--- DATASET EXCERPTS ---

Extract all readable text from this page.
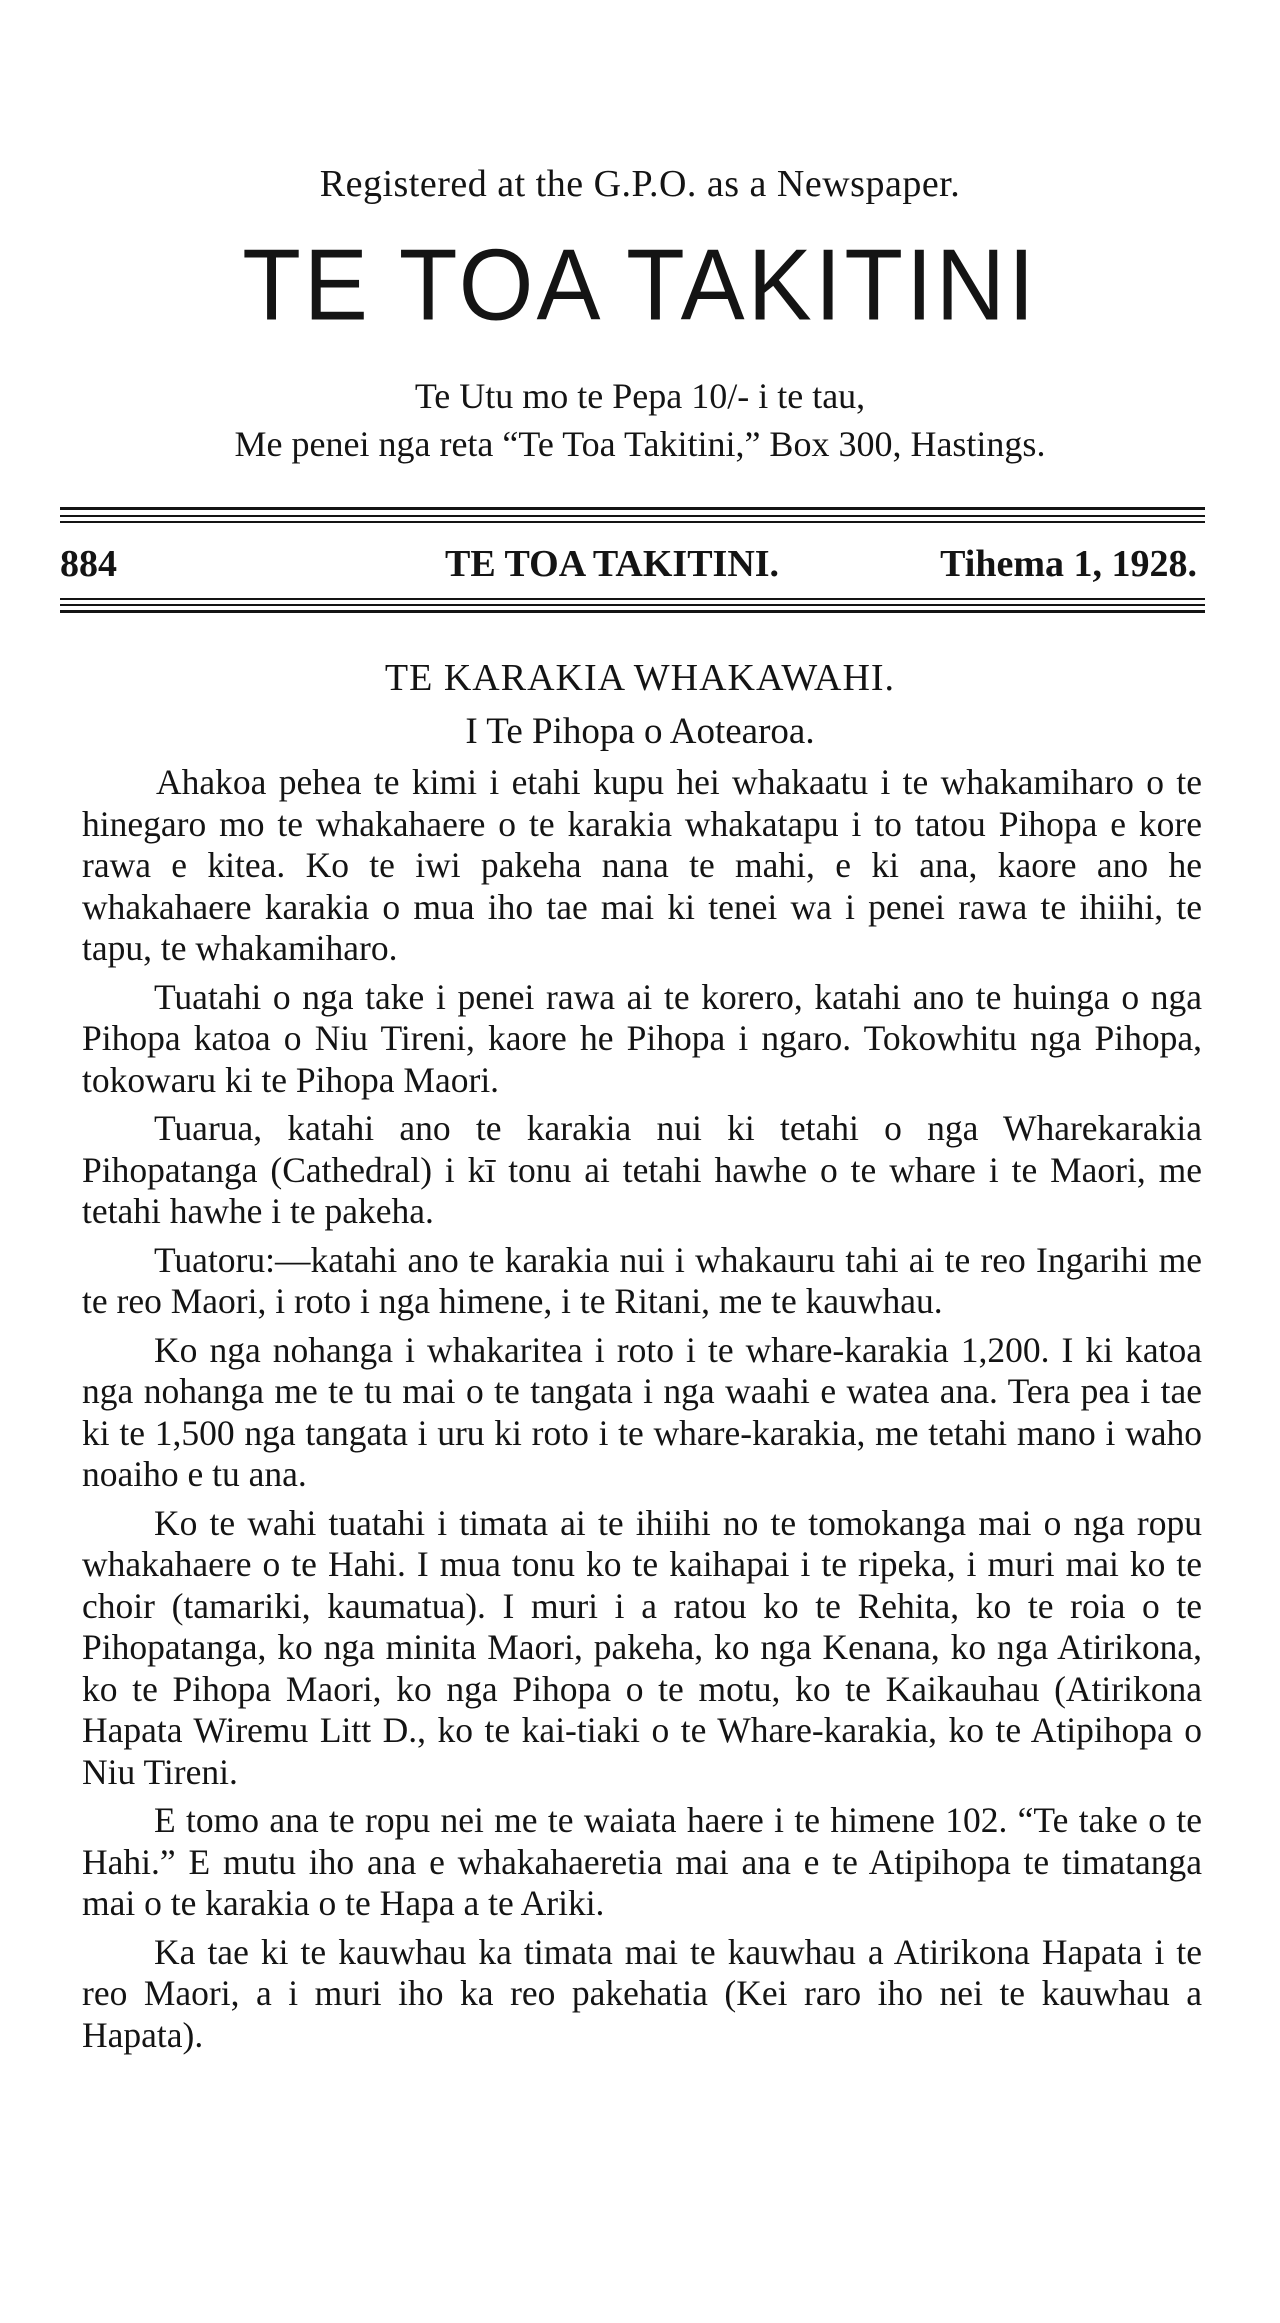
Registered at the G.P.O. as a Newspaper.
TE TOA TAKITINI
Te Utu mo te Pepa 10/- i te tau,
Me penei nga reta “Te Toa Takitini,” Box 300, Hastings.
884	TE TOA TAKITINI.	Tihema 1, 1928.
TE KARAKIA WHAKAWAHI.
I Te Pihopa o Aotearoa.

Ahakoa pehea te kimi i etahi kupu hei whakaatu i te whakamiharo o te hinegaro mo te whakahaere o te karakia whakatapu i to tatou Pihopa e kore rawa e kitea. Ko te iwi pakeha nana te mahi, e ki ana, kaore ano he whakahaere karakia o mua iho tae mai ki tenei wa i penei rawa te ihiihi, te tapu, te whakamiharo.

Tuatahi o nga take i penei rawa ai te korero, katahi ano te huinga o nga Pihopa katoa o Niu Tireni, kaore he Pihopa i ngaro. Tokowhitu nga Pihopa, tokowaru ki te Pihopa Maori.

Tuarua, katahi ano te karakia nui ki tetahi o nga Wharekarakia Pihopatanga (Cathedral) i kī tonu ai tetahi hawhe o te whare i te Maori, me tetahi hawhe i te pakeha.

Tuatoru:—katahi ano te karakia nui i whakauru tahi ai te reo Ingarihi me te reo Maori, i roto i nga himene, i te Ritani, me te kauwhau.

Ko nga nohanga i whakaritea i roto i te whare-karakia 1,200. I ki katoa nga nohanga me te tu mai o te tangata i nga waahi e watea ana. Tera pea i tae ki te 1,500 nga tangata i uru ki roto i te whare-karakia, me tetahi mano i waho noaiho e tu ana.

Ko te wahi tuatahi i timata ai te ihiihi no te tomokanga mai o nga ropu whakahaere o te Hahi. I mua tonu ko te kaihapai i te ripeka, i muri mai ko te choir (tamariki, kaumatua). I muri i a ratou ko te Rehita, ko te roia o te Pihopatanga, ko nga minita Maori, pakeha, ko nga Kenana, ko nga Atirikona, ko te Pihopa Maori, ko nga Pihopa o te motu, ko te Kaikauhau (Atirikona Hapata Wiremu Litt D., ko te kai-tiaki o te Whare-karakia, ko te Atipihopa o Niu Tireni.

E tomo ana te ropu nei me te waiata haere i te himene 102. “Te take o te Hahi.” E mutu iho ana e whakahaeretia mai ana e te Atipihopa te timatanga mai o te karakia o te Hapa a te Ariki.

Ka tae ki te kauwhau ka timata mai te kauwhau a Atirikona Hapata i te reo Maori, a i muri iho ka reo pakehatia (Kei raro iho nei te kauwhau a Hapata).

---
--- DATASET EXCERPTS ---

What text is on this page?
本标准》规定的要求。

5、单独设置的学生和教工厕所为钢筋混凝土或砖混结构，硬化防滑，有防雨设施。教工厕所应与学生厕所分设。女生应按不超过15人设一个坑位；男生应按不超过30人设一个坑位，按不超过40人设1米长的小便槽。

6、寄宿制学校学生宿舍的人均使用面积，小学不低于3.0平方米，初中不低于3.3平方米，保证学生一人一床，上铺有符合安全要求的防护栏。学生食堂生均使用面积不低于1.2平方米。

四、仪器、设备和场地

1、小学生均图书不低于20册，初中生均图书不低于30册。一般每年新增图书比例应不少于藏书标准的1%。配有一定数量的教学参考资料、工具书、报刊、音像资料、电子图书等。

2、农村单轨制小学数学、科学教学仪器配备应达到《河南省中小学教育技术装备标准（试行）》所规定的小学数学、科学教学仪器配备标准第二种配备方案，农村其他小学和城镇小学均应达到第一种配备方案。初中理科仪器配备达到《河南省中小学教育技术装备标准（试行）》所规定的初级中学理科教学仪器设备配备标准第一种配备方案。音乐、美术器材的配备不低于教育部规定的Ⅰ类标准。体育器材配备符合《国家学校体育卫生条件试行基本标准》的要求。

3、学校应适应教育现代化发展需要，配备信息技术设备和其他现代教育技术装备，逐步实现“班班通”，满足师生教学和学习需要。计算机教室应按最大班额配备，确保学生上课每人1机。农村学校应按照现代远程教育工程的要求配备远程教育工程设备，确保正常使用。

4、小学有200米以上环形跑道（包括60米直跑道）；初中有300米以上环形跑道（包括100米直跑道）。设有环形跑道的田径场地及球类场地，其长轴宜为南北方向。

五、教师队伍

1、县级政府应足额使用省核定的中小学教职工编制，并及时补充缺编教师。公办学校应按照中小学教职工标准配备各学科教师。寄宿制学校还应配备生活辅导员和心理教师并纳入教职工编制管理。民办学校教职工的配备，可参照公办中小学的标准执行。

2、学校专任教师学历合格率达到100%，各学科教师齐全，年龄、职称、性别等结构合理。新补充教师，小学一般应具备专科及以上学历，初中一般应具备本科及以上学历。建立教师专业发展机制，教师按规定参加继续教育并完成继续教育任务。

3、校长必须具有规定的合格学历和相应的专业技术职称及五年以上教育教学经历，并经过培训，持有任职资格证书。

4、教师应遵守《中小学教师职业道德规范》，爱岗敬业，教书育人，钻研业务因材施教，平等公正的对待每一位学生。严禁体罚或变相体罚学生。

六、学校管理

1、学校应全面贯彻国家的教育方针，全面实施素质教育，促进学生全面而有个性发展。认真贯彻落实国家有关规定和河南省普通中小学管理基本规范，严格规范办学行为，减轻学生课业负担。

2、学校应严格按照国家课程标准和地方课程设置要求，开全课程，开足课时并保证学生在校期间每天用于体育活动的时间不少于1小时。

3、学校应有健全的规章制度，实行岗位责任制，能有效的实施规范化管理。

---

Which lines of the data above contain "Hahi"? Copy each one.

# WRITTEN REPLY:
Ko te wahi tuatahi i timata ai te ihiihi no te tomokanga mai o nga ropu whakahaere o te Hahi. I mua tonu ko te kaihapai i te ripeka, i muri mai ko te choir (tamariki, kaumatua). I muri i a ratou ko te Rehita, ko te roia o te Pihopatanga, ko nga minita Maori, pakeha, ko nga Kenana, ko nga Atirikona, ko te Pihopa Maori, ko nga Pihopa o te motu, ko te Kaikauhau (Atirikona Hapata Wiremu Litt D., ko te kai-tiaki o te Whare-karakia, ko te Atipihopa o Niu Tireni.
E tomo ana te ropu nei me te waiata haere i te himene 102. “Te take o te Hahi.” E mutu iho ana e whakahaeretia mai ana e te Atipihopa te timatanga mai o te karakia o te Hapa a te Ariki.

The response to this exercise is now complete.